WORK TO DO. Identify each line holding the string "Equity" and copy it.

DATA EXTRACT.
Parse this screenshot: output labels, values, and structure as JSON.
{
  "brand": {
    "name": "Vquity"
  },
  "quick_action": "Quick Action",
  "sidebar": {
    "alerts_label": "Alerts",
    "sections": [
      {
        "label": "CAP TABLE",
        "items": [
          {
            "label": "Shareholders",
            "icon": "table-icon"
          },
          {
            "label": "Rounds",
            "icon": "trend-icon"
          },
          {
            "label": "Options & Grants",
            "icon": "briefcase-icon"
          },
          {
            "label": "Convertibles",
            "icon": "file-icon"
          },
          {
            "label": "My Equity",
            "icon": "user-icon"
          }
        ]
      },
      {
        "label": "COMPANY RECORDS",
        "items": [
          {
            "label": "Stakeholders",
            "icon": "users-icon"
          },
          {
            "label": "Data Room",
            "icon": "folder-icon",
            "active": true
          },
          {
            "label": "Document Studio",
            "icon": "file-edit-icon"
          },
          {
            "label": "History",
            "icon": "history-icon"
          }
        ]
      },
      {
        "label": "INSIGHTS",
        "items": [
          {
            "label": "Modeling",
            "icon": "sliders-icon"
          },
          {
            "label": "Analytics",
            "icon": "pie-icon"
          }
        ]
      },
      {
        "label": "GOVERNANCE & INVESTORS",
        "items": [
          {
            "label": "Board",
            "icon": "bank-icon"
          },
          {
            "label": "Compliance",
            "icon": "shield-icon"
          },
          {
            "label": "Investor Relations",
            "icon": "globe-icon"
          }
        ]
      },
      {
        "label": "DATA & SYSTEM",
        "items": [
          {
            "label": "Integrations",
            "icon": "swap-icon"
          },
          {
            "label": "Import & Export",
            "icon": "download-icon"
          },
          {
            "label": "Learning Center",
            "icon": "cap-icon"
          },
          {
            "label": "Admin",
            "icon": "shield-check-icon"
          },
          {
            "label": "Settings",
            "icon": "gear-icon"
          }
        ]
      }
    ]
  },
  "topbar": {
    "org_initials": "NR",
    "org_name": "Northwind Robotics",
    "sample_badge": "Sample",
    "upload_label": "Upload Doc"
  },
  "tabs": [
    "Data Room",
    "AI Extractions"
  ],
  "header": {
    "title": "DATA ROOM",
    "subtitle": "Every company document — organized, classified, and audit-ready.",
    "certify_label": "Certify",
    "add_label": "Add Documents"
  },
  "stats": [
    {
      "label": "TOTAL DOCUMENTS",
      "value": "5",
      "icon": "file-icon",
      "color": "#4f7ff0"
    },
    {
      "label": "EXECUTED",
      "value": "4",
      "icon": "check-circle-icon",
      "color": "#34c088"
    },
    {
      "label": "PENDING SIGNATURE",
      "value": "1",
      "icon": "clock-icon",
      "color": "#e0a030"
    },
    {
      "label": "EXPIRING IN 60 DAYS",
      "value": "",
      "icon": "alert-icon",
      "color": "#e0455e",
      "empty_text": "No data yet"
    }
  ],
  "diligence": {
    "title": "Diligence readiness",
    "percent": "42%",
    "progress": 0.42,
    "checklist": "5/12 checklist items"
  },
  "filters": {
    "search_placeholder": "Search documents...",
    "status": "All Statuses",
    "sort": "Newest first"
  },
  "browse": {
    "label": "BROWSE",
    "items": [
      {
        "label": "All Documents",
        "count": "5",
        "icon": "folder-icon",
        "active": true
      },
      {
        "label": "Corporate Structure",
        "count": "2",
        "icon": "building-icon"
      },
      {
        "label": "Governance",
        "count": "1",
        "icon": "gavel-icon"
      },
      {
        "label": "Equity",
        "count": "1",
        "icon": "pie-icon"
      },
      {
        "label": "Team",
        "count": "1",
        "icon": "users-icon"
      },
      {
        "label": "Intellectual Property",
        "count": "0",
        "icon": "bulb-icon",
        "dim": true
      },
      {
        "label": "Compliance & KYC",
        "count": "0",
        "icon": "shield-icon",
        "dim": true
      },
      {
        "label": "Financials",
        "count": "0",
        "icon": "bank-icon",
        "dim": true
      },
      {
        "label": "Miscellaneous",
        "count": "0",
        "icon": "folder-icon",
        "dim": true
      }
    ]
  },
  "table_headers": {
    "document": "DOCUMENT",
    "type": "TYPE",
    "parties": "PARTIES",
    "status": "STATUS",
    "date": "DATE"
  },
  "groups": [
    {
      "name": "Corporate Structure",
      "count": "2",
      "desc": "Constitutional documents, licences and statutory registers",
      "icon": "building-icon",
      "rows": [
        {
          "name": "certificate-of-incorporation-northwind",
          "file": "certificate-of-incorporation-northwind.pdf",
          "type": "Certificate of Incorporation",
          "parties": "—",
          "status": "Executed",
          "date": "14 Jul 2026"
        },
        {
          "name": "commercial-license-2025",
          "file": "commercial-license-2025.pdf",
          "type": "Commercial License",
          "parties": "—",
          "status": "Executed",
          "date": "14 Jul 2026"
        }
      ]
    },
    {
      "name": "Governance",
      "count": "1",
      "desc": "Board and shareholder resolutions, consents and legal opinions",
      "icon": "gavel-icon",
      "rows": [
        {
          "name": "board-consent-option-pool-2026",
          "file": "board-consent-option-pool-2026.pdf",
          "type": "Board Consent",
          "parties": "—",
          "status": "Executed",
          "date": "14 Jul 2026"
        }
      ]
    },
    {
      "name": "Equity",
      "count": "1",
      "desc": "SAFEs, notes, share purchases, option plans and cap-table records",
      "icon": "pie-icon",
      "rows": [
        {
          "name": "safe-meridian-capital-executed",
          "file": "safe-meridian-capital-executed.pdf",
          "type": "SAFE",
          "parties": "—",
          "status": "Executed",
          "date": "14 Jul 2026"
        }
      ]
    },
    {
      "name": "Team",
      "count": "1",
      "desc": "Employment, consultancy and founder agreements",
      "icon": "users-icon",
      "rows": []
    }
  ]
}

RESULT OF THIS TASK.
            "label": "My Equity",
        "label": "Equity",
      "name": "Equity",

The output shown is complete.